Gather every line that includes the word "Asian", please.
— START OF Listed entries —
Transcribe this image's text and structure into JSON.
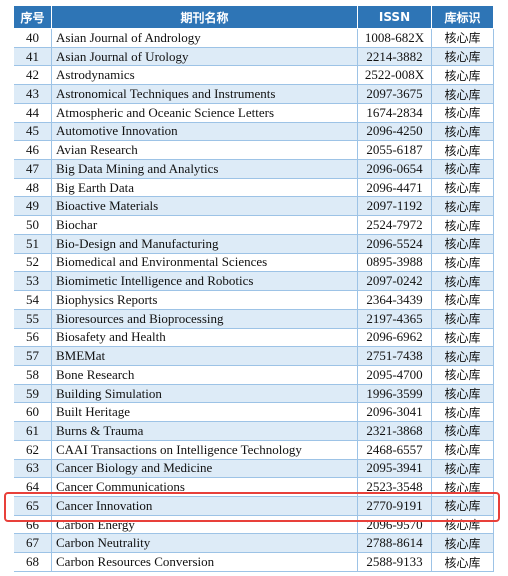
{
  "table": {
    "header": [
      "序号",
      "期刊名称",
      "ISSN",
      "库标识"
    ],
    "rows": [
      [
        40,
        "Asian Journal of Andrology",
        "1008-682X",
        "核心库"
      ],
      [
        41,
        "Asian Journal of Urology",
        "2214-3882",
        "核心库"
      ],
      [
        42,
        "Astrodynamics",
        "2522-008X",
        "核心库"
      ],
      [
        43,
        "Astronomical Techniques and Instruments",
        "2097-3675",
        "核心库"
      ],
      [
        44,
        "Atmospheric and Oceanic Science Letters",
        "1674-2834",
        "核心库"
      ],
      [
        45,
        "Automotive Innovation",
        "2096-4250",
        "核心库"
      ],
      [
        46,
        "Avian Research",
        "2055-6187",
        "核心库"
      ],
      [
        47,
        "Big Data Mining and Analytics",
        "2096-0654",
        "核心库"
      ],
      [
        48,
        "Big Earth Data",
        "2096-4471",
        "核心库"
      ],
      [
        49,
        "Bioactive Materials",
        "2097-1192",
        "核心库"
      ],
      [
        50,
        "Biochar",
        "2524-7972",
        "核心库"
      ],
      [
        51,
        "Bio-Design and Manufacturing",
        "2096-5524",
        "核心库"
      ],
      [
        52,
        "Biomedical and Environmental Sciences",
        "0895-3988",
        "核心库"
      ],
      [
        53,
        "Biomimetic Intelligence and Robotics",
        "2097-0242",
        "核心库"
      ],
      [
        54,
        "Biophysics Reports",
        "2364-3439",
        "核心库"
      ],
      [
        55,
        "Bioresources and Bioprocessing",
        "2197-4365",
        "核心库"
      ],
      [
        56,
        "Biosafety and Health",
        "2096-6962",
        "核心库"
      ],
      [
        57,
        "BMEMat",
        "2751-7438",
        "核心库"
      ],
      [
        58,
        "Bone Research",
        "2095-4700",
        "核心库"
      ],
      [
        59,
        "Building Simulation",
        "1996-3599",
        "核心库"
      ],
      [
        60,
        "Built Heritage",
        "2096-3041",
        "核心库"
      ],
      [
        61,
        "Burns & Trauma",
        "2321-3868",
        "核心库"
      ],
      [
        62,
        "CAAI Transactions on Intelligence Technology",
        "2468-6557",
        "核心库"
      ],
      [
        63,
        "Cancer Biology and Medicine",
        "2095-3941",
        "核心库"
      ],
      [
        64,
        "Cancer Communications",
        "2523-3548",
        "核心库"
      ],
      [
        65,
        "Cancer Innovation",
        "2770-9191",
        "核心库"
      ],
      [
        66,
        "Carbon Energy",
        "2096-9570",
        "核心库"
      ],
      [
        67,
        "Carbon Neutrality",
        "2788-8614",
        "核心库"
      ],
      [
        68,
        "Carbon Resources Conversion",
        "2588-9133",
        "核心库"
      ]
    ]
  }
}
— END OF Listed entries —
● Correct output
        "Asian Journal of Andrology",
        "Asian Journal of Urology",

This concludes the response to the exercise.